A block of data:
----------

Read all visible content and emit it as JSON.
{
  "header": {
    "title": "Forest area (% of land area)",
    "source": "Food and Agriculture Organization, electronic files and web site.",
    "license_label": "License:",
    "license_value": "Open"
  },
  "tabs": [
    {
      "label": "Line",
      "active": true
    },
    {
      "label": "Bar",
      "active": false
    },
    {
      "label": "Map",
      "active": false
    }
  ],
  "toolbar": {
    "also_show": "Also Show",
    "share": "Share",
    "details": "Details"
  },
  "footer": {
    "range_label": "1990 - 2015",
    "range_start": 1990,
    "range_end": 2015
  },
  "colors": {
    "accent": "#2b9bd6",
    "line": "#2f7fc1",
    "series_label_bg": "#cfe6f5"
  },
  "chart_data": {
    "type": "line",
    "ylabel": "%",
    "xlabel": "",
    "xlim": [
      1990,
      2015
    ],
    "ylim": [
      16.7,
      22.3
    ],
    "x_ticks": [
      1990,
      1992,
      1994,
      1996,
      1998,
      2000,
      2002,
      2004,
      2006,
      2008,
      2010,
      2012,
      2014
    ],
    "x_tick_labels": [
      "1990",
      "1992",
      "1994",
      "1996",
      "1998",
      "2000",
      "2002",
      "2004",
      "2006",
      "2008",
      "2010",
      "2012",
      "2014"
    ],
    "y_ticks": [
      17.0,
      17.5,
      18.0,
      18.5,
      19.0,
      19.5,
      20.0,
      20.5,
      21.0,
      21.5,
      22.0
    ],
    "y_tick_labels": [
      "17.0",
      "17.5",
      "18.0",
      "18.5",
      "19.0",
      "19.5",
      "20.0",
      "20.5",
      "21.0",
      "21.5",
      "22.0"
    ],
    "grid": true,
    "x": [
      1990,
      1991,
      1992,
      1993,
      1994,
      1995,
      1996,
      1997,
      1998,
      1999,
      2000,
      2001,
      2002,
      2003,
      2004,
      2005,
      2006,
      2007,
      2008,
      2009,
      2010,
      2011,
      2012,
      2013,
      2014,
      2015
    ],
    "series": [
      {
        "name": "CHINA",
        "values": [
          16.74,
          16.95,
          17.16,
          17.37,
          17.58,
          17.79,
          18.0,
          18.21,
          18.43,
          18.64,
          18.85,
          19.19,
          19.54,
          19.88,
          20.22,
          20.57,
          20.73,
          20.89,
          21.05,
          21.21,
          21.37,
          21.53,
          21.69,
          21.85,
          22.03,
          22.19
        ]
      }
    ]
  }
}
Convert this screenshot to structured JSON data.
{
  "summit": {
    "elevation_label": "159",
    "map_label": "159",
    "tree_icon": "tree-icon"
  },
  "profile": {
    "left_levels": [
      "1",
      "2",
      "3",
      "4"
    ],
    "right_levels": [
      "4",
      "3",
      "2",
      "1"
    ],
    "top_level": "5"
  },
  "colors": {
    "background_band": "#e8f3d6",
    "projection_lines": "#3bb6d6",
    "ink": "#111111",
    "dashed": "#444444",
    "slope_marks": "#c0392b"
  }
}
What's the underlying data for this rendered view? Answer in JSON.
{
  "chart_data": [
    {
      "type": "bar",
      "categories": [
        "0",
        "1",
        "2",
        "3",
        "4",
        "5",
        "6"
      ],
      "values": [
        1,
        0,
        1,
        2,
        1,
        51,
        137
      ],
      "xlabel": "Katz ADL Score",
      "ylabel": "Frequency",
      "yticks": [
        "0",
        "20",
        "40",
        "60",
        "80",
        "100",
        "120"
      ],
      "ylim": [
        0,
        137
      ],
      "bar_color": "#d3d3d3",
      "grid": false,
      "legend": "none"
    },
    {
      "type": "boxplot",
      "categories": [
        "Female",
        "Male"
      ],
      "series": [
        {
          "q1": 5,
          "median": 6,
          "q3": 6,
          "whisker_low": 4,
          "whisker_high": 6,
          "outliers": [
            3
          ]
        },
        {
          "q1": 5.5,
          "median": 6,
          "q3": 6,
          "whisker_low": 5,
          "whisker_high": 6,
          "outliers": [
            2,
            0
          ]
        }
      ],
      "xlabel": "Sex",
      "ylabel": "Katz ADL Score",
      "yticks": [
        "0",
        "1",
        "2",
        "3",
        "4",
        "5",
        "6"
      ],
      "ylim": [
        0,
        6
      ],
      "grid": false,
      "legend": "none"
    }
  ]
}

----------

## [Your goal]
Go through the records and print each one exactly.

## [Complete response]
Read all visible content and emit it as JSON.
{
  "header": {
    "title": "Forest area (% of land area)",
    "source": "Food and Agriculture Organization, electronic files and web site.",
    "license_label": "License:",
    "license_value": "Open"
  },
  "tabs": [
    {
      "label": "Line",
      "active": true
    },
    {
      "label": "Bar",
      "active": false
    },
    {
      "label": "Map",
      "active": false
    }
  ],
  "toolbar": {
    "also_show": "Also Show",
    "share": "Share",
    "details": "Details"
  },
  "footer": {
    "range_label": "1990 - 2015",
    "range_start": 1990,
    "range_end": 2015
  },
  "colors": {
    "accent": "#2b9bd6",
    "line": "#2f7fc1",
    "series_label_bg": "#cfe6f5"
  },
  "chart_data": {
    "type": "line",
    "ylabel": "%",
    "xlabel": "",
    "xlim": [
      1990,
      2015
    ],
    "ylim": [
      16.7,
      22.3
    ],
    "x_ticks": [
      1990,
      1992,
      1994,
      1996,
      1998,
      2000,
      2002,
      2004,
      2006,
      2008,
      2010,
      2012,
      2014
    ],
    "x_tick_labels": [
      "1990",
      "1992",
      "1994",
      "1996",
      "1998",
      "2000",
      "2002",
      "2004",
      "2006",
      "2008",
      "2010",
      "2012",
      "2014"
    ],
    "y_ticks": [
      17.0,
      17.5,
      18.0,
      18.5,
      19.0,
      19.5,
      20.0,
      20.5,
      21.0,
      21.5,
      22.0
    ],
    "y_tick_labels": [
      "17.0",
      "17.5",
      "18.0",
      "18.5",
      "19.0",
      "19.5",
      "20.0",
      "20.5",
      "21.0",
      "21.5",
      "22.0"
    ],
    "grid": true,
    "x": [
      1990,
      1991,
      1992,
      1993,
      1994,
      1995,
      1996,
      1997,
      1998,
      1999,
      2000,
      2001,
      2002,
      2003,
      2004,
      2005,
      2006,
      2007,
      2008,
      2009,
      2010,
      2011,
      2012,
      2013,
      2014,
      2015
    ],
    "series": [
      {
        "name": "CHINA",
        "values": [
          16.74,
          16.95,
          17.16,
          17.37,
          17.58,
          17.79,
          18.0,
          18.21,
          18.43,
          18.64,
          18.85,
          19.19,
          19.54,
          19.88,
          20.22,
          20.57,
          20.73,
          20.89,
          21.05,
          21.21,
          21.37,
          21.53,
          21.69,
          21.85,
          22.03,
          22.19
        ]
      }
    ]
  }
}
Convert this screenshot to structured JSON data.
{
  "summit": {
    "elevation_label": "159",
    "map_label": "159",
    "tree_icon": "tree-icon"
  },
  "profile": {
    "left_levels": [
      "1",
      "2",
      "3",
      "4"
    ],
    "right_levels": [
      "4",
      "3",
      "2",
      "1"
    ],
    "top_level": "5"
  },
  "colors": {
    "background_band": "#e8f3d6",
    "projection_lines": "#3bb6d6",
    "ink": "#111111",
    "dashed": "#444444",
    "slope_marks": "#c0392b"
  }
}
What's the underlying data for this rendered view? Answer in JSON.
{
  "chart_data": [
    {
      "type": "bar",
      "categories": [
        "0",
        "1",
        "2",
        "3",
        "4",
        "5",
        "6"
      ],
      "values": [
        1,
        0,
        1,
        2,
        1,
        51,
        137
      ],
      "xlabel": "Katz ADL Score",
      "ylabel": "Frequency",
      "yticks": [
        "0",
        "20",
        "40",
        "60",
        "80",
        "100",
        "120"
      ],
      "ylim": [
        0,
        137
      ],
      "bar_color": "#d3d3d3",
      "grid": false,
      "legend": "none"
    },
    {
      "type": "boxplot",
      "categories": [
        "Female",
        "Male"
      ],
      "series": [
        {
          "q1": 5,
          "median": 6,
          "q3": 6,
          "whisker_low": 4,
          "whisker_high": 6,
          "outliers": [
            3
          ]
        },
        {
          "q1": 5.5,
          "median": 6,
          "q3": 6,
          "whisker_low": 5,
          "whisker_high": 6,
          "outliers": [
            2,
            0
          ]
        }
      ],
      "xlabel": "Sex",
      "ylabel": "Katz ADL Score",
      "yticks": [
        "0",
        "1",
        "2",
        "3",
        "4",
        "5",
        "6"
      ],
      "ylim": [
        0,
        6
      ],
      "grid": false,
      "legend": "none"
    }
  ]
}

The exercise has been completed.